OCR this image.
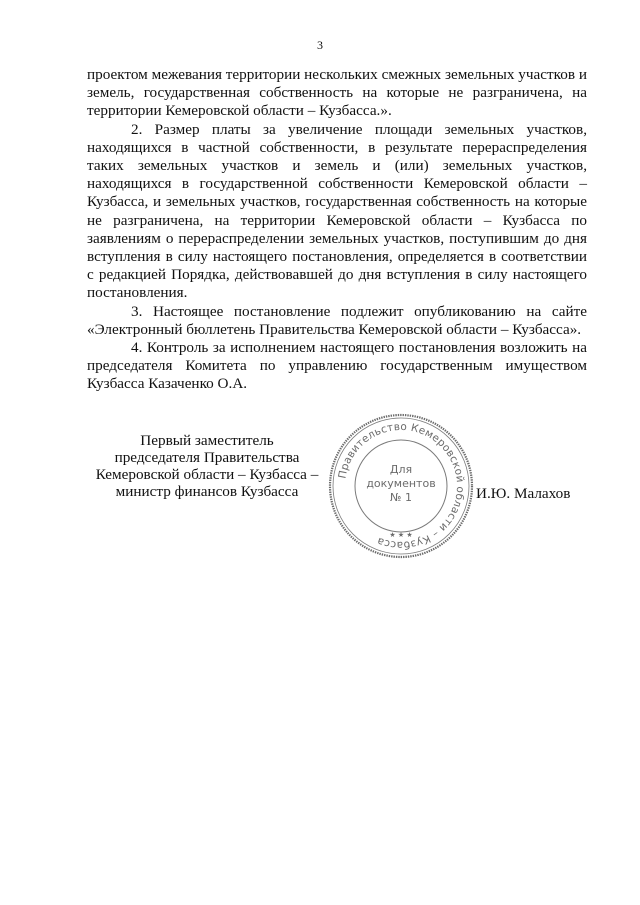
3

проектом межевания территории нескольких смежных земельных участков и земель, государственная собственность на которые не разграничена, на территории Кемеровской области – Кузбасса.».

2. Размер платы за увеличение площади земельных участков, находящихся в частной собственности, в результате перераспределения таких земельных участков и земель и (или) земельных участков, находящихся в государственной собственности Кемеровской области – Кузбасса, и земельных участков, государственная собственность на которые не разграничена, на территории Кемеровской области – Кузбасса по заявлениям о перераспределении земельных участков, поступившим до дня вступления в силу настоящего постановления, определяется в соответствии с редакцией Порядка, действовавшей до дня вступления в силу настоящего постановления.

3. Настоящее постановление подлежит опубликованию на сайте «Электронный бюллетень Правительства Кемеровской области – Кузбасса».

4. Контроль за исполнением настоящего постановления возложить на председателя Комитета по управлению государственным имуществом Кузбасса Казаченко О.А.

Первый заместитель
председателя Правительства
Кемеровской области – Кузбасса –
министр финансов Кузбасса
Правительство Кемеровской области – Кузбасса ★ ★ ★
Для
документов
№ 1	И.Ю. Малахов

● ● ● ● ● ● ●

**Requirements**
Considering only the records above, state the number of lines that include the word "председателя", with nothing added.

**Result of this task**
2